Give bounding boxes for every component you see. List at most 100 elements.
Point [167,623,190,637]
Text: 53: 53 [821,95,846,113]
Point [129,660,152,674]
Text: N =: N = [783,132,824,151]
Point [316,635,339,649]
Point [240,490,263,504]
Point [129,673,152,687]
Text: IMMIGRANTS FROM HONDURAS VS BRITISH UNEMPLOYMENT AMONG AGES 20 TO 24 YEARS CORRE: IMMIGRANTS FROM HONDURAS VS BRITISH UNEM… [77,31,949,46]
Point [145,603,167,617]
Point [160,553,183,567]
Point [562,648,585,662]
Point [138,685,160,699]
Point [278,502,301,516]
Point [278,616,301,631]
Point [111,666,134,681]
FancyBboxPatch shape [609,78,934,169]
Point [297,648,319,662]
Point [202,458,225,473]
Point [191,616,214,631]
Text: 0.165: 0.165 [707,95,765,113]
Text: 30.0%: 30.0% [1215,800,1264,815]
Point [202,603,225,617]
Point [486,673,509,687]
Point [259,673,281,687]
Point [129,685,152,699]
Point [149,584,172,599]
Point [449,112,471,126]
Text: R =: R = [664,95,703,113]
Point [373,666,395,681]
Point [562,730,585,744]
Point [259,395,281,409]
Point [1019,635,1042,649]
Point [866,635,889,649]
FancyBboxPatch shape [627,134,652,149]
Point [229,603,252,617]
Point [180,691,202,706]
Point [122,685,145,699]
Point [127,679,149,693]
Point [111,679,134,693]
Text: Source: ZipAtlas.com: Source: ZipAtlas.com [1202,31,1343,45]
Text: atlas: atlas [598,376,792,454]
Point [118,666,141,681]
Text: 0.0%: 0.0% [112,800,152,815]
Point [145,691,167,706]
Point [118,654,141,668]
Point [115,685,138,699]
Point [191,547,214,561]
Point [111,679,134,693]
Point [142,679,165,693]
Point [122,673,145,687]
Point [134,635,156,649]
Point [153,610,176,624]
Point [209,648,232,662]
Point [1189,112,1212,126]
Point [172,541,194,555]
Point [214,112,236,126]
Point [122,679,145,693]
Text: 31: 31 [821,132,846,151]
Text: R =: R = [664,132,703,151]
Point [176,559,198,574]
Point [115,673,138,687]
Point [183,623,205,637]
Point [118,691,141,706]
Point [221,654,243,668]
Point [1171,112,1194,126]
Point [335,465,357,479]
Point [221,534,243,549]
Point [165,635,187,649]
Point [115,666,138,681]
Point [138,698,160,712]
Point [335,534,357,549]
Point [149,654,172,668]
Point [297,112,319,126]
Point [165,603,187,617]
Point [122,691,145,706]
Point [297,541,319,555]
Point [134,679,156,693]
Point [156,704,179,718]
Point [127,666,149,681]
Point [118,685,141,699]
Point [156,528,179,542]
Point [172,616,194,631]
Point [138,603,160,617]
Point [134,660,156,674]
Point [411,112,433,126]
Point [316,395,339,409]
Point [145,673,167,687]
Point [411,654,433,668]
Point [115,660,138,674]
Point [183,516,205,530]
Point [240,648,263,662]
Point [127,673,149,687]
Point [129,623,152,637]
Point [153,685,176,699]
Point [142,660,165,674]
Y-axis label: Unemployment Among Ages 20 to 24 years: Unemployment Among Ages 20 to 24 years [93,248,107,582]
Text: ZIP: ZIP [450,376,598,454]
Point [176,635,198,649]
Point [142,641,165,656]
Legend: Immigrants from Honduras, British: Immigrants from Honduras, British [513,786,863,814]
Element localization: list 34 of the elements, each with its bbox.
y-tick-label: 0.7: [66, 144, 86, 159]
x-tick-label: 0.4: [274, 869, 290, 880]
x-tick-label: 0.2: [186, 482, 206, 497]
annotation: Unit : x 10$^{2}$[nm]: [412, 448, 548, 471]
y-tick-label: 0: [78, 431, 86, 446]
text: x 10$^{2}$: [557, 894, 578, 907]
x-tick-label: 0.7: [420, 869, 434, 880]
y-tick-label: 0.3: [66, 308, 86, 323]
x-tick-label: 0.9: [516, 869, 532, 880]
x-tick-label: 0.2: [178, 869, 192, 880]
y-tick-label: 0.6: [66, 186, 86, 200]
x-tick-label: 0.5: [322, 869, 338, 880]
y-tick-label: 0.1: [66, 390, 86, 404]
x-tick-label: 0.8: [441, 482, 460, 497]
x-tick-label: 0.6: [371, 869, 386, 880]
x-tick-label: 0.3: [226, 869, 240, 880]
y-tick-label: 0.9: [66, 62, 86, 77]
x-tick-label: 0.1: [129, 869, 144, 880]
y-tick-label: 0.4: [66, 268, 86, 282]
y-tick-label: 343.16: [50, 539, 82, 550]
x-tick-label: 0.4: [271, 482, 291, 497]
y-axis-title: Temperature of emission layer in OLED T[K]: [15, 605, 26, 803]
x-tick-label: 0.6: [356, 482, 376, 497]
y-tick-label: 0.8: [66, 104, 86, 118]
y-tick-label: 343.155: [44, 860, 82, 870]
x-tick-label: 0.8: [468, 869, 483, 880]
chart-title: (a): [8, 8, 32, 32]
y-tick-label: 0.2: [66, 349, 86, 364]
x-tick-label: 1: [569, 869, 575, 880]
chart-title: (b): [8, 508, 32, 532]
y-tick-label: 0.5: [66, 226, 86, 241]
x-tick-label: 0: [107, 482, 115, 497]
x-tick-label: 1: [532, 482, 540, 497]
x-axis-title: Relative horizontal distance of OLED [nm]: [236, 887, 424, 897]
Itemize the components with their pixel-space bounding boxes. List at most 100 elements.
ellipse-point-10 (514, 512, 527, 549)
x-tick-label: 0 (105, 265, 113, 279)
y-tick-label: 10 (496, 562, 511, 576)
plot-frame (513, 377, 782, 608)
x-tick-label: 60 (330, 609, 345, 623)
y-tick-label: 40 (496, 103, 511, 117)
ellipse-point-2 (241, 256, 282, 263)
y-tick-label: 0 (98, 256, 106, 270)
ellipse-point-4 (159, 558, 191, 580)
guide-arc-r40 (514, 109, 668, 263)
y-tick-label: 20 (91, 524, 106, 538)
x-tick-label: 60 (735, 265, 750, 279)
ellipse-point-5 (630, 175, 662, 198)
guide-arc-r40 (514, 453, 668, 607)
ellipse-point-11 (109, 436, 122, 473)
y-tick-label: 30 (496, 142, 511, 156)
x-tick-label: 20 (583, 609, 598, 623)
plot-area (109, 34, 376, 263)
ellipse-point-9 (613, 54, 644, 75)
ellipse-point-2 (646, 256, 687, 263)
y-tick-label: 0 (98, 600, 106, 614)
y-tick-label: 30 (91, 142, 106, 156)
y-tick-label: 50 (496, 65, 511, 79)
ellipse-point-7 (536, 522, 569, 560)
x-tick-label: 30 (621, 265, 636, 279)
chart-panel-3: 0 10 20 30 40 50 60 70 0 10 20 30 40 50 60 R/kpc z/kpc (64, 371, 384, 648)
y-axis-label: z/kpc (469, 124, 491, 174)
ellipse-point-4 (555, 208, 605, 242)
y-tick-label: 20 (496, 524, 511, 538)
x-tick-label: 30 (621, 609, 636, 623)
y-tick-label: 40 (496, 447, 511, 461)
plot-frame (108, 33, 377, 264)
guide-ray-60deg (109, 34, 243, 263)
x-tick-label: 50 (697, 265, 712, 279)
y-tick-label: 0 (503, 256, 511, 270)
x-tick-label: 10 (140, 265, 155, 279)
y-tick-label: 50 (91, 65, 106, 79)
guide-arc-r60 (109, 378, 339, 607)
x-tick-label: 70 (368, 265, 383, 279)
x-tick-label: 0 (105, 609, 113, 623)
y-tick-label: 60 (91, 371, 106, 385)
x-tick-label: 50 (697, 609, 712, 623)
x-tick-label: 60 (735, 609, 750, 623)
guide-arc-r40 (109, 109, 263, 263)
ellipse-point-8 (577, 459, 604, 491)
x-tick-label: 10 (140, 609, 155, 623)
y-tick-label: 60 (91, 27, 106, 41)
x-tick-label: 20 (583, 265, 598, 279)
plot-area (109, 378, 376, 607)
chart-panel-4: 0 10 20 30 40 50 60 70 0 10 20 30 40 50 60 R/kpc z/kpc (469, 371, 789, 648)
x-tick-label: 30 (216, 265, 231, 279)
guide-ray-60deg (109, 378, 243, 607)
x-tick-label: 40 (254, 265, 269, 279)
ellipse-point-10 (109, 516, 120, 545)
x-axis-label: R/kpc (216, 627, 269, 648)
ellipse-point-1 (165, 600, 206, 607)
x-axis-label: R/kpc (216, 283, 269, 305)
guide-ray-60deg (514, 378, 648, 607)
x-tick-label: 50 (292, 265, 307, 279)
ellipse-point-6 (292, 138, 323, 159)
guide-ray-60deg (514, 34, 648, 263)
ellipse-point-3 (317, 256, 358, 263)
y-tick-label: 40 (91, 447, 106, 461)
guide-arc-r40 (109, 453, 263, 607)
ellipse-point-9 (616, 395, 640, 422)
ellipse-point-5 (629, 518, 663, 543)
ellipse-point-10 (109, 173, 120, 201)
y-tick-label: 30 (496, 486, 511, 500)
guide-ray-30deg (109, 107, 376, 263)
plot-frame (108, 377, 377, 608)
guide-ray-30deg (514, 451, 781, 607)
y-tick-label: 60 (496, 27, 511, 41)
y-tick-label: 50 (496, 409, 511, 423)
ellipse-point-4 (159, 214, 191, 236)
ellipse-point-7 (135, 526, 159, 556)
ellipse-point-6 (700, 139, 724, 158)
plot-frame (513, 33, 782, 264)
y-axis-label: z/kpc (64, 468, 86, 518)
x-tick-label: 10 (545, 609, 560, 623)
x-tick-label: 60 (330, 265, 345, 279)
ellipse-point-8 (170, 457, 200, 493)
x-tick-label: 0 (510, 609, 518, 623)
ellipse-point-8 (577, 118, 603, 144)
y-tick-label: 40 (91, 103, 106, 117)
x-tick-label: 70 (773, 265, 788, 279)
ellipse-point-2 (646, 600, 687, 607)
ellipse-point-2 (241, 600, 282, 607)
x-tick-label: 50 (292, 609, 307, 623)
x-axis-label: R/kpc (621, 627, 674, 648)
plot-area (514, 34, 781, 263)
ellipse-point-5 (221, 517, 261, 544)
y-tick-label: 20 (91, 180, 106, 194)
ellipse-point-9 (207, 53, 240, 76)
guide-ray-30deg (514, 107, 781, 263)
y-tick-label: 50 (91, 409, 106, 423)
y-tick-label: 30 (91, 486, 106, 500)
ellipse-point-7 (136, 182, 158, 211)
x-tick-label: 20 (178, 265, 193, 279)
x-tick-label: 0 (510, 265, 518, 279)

_TASK TO COMPLETE_
Reproduce the rows word for word, from the first one through the line containing "Point [191,616,214,631]", including that line.

_WRITTEN SOLUTION_
Give bounding boxes for every component you see. List at most 100 elements.
Point [167,623,190,637]
Text: 53: 53 [821,95,846,113]
Point [129,660,152,674]
Text: N =: N = [783,132,824,151]
Point [316,635,339,649]
Point [240,490,263,504]
Point [129,673,152,687]
Text: IMMIGRANTS FROM HONDURAS VS BRITISH UNEMPLOYMENT AMONG AGES 20 TO 24 YEARS CORRE: IMMIGRANTS FROM HONDURAS VS BRITISH UNEM… [77,31,949,46]
Point [145,603,167,617]
Point [160,553,183,567]
Point [562,648,585,662]
Point [138,685,160,699]
Point [278,502,301,516]
Point [278,616,301,631]
Point [111,666,134,681]
FancyBboxPatch shape [609,78,934,169]
Point [297,648,319,662]
Point [202,458,225,473]
Point [191,616,214,631]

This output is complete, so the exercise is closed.